+++ Records +++

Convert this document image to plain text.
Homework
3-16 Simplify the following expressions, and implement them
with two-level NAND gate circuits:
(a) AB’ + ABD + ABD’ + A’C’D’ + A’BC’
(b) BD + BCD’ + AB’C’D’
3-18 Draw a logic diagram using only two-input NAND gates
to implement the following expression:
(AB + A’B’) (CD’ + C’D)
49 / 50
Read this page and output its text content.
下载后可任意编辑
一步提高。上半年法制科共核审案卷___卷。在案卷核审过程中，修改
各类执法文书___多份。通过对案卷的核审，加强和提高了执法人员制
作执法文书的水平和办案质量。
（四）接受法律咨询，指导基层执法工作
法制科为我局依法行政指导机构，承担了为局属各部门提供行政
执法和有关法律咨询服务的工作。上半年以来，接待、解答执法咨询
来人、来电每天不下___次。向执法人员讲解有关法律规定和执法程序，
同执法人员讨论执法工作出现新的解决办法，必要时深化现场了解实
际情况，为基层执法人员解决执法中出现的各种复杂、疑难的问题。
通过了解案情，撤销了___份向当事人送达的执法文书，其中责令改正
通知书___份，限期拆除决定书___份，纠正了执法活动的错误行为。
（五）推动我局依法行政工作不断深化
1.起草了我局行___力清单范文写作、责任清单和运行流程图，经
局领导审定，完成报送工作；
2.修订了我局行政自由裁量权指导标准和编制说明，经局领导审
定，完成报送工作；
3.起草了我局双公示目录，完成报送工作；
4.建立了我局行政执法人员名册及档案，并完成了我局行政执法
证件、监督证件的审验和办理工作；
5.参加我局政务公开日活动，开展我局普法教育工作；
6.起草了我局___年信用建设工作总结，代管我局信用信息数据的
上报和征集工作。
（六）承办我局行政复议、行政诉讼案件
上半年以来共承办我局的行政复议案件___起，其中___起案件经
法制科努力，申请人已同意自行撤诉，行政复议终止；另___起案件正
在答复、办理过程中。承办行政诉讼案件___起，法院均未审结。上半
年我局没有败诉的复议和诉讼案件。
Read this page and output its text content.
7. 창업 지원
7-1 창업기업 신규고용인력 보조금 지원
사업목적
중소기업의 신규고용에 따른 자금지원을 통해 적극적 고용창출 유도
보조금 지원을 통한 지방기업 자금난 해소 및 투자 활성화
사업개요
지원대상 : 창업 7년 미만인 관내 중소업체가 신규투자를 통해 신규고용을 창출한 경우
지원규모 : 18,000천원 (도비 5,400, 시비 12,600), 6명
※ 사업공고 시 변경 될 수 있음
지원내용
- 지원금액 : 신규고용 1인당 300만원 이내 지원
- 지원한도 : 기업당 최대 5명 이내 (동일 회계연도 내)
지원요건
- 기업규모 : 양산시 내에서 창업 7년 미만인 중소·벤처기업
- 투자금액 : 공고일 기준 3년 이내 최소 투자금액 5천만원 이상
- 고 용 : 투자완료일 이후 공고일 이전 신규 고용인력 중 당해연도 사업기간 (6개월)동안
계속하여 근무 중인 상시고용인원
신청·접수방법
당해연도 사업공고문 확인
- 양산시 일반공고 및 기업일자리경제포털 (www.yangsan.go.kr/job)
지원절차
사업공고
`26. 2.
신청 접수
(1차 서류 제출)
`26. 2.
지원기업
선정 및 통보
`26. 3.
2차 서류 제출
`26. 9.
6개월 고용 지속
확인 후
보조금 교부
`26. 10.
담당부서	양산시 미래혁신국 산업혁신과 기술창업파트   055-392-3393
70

+++

Say how many lines in the records hold the string "following", and say nothing else.

Correct answer. 2